Short exercise: Transcribe every line of the records verbatim.

Provided information:
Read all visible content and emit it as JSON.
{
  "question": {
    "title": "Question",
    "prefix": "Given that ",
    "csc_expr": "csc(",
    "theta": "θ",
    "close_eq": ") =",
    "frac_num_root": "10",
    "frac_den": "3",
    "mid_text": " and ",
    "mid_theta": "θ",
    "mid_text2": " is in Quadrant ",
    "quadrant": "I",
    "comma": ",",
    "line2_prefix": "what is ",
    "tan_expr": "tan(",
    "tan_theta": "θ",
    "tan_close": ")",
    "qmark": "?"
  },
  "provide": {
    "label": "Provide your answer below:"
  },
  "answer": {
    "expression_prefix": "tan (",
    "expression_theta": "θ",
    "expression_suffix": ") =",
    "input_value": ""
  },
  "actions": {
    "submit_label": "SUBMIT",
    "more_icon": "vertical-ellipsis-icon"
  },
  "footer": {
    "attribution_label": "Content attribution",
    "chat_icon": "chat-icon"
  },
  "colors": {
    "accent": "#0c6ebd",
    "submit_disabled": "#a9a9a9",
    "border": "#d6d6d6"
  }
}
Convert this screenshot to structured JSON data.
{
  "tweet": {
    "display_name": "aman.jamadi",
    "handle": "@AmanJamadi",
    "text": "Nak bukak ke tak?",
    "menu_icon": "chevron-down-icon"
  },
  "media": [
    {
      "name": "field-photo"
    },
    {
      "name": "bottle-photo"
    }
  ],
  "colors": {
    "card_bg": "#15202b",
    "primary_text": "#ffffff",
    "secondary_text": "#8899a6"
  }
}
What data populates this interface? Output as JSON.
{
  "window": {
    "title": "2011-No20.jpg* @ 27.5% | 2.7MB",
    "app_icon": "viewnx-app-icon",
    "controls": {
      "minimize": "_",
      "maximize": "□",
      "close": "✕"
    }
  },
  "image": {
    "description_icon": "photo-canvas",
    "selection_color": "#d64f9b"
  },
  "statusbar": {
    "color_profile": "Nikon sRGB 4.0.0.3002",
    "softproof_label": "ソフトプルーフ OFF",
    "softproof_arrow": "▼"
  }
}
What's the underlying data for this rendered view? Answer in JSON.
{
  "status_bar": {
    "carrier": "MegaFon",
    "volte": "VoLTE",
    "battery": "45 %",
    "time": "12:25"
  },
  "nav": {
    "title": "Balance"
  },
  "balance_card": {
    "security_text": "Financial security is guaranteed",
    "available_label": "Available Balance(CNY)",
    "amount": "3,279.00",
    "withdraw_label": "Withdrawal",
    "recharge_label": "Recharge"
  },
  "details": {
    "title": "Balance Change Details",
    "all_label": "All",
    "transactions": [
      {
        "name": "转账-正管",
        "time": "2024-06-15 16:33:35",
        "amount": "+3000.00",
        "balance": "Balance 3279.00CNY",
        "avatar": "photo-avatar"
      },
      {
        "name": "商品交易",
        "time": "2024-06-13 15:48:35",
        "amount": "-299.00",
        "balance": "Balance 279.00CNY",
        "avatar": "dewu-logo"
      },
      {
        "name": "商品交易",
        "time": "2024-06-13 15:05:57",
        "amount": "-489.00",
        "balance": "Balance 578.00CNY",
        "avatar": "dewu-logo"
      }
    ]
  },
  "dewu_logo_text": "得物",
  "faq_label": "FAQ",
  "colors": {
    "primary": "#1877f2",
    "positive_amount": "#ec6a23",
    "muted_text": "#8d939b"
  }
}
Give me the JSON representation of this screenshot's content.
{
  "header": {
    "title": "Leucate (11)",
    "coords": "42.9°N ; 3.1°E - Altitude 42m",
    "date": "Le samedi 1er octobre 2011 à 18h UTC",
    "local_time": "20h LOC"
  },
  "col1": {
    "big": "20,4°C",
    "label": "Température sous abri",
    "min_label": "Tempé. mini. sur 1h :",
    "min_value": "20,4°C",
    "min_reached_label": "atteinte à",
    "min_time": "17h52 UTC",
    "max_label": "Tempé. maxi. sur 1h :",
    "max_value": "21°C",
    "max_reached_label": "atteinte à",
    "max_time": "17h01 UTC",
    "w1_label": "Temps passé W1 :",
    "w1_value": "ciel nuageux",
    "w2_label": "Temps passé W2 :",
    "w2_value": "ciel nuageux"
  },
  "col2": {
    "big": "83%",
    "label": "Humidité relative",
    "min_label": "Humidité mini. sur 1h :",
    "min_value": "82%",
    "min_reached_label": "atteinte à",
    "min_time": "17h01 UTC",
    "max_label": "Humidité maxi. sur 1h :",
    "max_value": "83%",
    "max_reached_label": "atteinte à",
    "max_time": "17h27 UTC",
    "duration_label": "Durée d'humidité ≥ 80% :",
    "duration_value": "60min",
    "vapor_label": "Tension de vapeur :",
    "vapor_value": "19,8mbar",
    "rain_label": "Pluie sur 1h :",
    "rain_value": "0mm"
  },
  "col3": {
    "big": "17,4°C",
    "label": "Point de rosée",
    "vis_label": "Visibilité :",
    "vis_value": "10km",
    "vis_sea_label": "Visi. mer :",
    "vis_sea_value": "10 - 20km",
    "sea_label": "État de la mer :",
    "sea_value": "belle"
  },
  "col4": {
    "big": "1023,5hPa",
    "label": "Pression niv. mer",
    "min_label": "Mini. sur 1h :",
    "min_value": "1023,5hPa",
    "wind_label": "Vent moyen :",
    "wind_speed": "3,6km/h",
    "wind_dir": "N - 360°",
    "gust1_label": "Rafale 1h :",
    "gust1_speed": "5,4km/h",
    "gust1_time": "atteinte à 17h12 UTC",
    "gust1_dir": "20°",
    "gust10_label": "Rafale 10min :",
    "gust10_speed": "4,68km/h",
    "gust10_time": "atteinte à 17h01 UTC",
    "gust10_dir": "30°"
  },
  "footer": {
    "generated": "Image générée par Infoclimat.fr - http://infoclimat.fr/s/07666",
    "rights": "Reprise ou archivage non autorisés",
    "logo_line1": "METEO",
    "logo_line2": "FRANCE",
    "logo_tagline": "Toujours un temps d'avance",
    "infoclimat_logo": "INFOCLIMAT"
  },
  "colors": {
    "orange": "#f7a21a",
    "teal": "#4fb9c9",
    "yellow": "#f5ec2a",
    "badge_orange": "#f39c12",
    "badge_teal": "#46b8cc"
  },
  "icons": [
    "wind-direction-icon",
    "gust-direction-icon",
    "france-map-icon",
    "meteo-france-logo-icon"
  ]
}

Task answer:
Read all visible content and emit it as JSON.
{
  "question": {
    "title": "Question",
    "prefix": "Given that ",
    "csc_expr": "csc(",
    "theta": "θ",
    "close_eq": ") =",
    "frac_num_root": "10",
    "frac_den": "3",
    "mid_text": " and ",
    "mid_theta": "θ",
    "mid_text2": " is in Quadrant ",
    "quadrant": "I",
    "comma": ",",
    "line2_prefix": "what is ",
    "tan_expr": "tan(",
    "tan_theta": "θ",
    "tan_close": ")",
    "qmark": "?"
  },
  "provide": {
    "label": "Provide your answer below:"
  },
  "answer": {
    "expression_prefix": "tan (",
    "expression_theta": "θ",
    "expression_suffix": ") =",
    "input_value": ""
  },
  "actions": {
    "submit_label": "SUBMIT",
    "more_icon": "vertical-ellipsis-icon"
  },
  "footer": {
    "attribution_label": "Content attribution",
    "chat_icon": "chat-icon"
  },
  "colors": {
    "accent": "#0c6ebd",
    "submit_disabled": "#a9a9a9",
    "border": "#d6d6d6"
  }
}
Convert this screenshot to structured JSON data.
{
  "tweet": {
    "display_name": "aman.jamadi",
    "handle": "@AmanJamadi",
    "text": "Nak bukak ke tak?",
    "menu_icon": "chevron-down-icon"
  },
  "media": [
    {
      "name": "field-photo"
    },
    {
      "name": "bottle-photo"
    }
  ],
  "colors": {
    "card_bg": "#15202b",
    "primary_text": "#ffffff",
    "secondary_text": "#8899a6"
  }
}
What data populates this interface? Output as JSON.
{
  "window": {
    "title": "2011-No20.jpg* @ 27.5% | 2.7MB",
    "app_icon": "viewnx-app-icon",
    "controls": {
      "minimize": "_",
      "maximize": "□",
      "close": "✕"
    }
  },
  "image": {
    "description_icon": "photo-canvas",
    "selection_color": "#d64f9b"
  },
  "statusbar": {
    "color_profile": "Nikon sRGB 4.0.0.3002",
    "softproof_label": "ソフトプルーフ OFF",
    "softproof_arrow": "▼"
  }
}
What's the underlying data for this rendered view? Answer in JSON.
{
  "status_bar": {
    "carrier": "MegaFon",
    "volte": "VoLTE",
    "battery": "45 %",
    "time": "12:25"
  },
  "nav": {
    "title": "Balance"
  },
  "balance_card": {
    "security_text": "Financial security is guaranteed",
    "available_label": "Available Balance(CNY)",
    "amount": "3,279.00",
    "withdraw_label": "Withdrawal",
    "recharge_label": "Recharge"
  },
  "details": {
    "title": "Balance Change Details",
    "all_label": "All",
    "transactions": [
      {
        "name": "转账-正管",
        "time": "2024-06-15 16:33:35",
        "amount": "+3000.00",
        "balance": "Balance 3279.00CNY",
        "avatar": "photo-avatar"
      },
      {
        "name": "商品交易",
        "time": "2024-06-13 15:48:35",
        "amount": "-299.00",
        "balance": "Balance 279.00CNY",
        "avatar": "dewu-logo"
      },
      {
        "name": "商品交易",
        "time": "2024-06-13 15:05:57",
        "amount": "-489.00",
        "balance": "Balance 578.00CNY",
        "avatar": "dewu-logo"
      }
    ]
  },
  "dewu_logo_text": "得物",
  "faq_label": "FAQ",
  "colors": {
    "primary": "#1877f2",
    "positive_amount": "#ec6a23",
    "muted_text": "#8d939b"
  }
}
Give me the JSON representation of this screenshot's content.
{
  "header": {
    "title": "Leucate (11)",
    "coords": "42.9°N ; 3.1°E - Altitude 42m",
    "date": "Le samedi 1er octobre 2011 à 18h UTC",
    "local_time": "20h LOC"
  },
  "col1": {
    "big": "20,4°C",
    "label": "Température sous abri",
    "min_label": "Tempé. mini. sur 1h :",
    "min_value": "20,4°C",
    "min_reached_label": "atteinte à",
    "min_time": "17h52 UTC",
    "max_label": "Tempé. maxi. sur 1h :",
    "max_value": "21°C",
    "max_reached_label": "atteinte à",
    "max_time": "17h01 UTC",
    "w1_label": "Temps passé W1 :",
    "w1_value": "ciel nuageux",
    "w2_label": "Temps passé W2 :",
    "w2_value": "ciel nuageux"
  },
  "col2": {
    "big": "83%",
    "label": "Humidité relative",
    "min_label": "Humidité mini. sur 1h :",
    "min_value": "82%",
    "min_reached_label": "atteinte à",
    "min_time": "17h01 UTC",
    "max_label": "Humidité maxi. sur 1h :",
    "max_value": "83%",
    "max_reached_label": "atteinte à",
    "max_time": "17h27 UTC",
    "duration_label": "Durée d'humidité ≥ 80% :",
    "duration_value": "60min",
    "vapor_label": "Tension de vapeur :",
    "vapor_value": "19,8mbar",
    "rain_label": "Pluie sur 1h :",
    "rain_value": "0mm"
  },
  "col3": {
    "big": "17,4°C",
    "label": "Point de rosée",
    "vis_label": "Visibilité :",
    "vis_value": "10km",
    "vis_sea_label": "Visi. mer :",
    "vis_sea_value": "10 - 20km",
    "sea_label": "État de la mer :",
    "sea_value": "belle"
  },
  "col4": {
    "big": "1023,5hPa",
    "label": "Pression niv. mer",
    "min_label": "Mini. sur 1h :",
    "min_value": "1023,5hPa",
    "wind_label": "Vent moyen :",
    "wind_speed": "3,6km/h",
    "wind_dir": "N - 360°",
    "gust1_label": "Rafale 1h :",
    "gust1_speed": "5,4km/h",
    "gust1_time": "atteinte à 17h12 UTC",
    "gust1_dir": "20°",
    "gust10_label": "Rafale 10min :",
    "gust10_speed": "4,68km/h",
    "gust10_time": "atteinte à 17h01 UTC",
    "gust10_dir": "30°"
  },
  "footer": {
    "generated": "Image générée par Infoclimat.fr - http://infoclimat.fr/s/07666",
    "rights": "Reprise ou archivage non autorisés",
    "logo_line1": "METEO",
    "logo_line2": "FRANCE",
    "logo_tagline": "Toujours un temps d'avance",
    "infoclimat_logo": "INFOCLIMAT"
  },
  "colors": {
    "orange": "#f7a21a",
    "teal": "#4fb9c9",
    "yellow": "#f5ec2a",
    "badge_orange": "#f39c12",
    "badge_teal": "#46b8cc"
  },
  "icons": [
    "wind-direction-icon",
    "gust-direction-icon",
    "france-map-icon",
    "meteo-france-logo-icon"
  ]
}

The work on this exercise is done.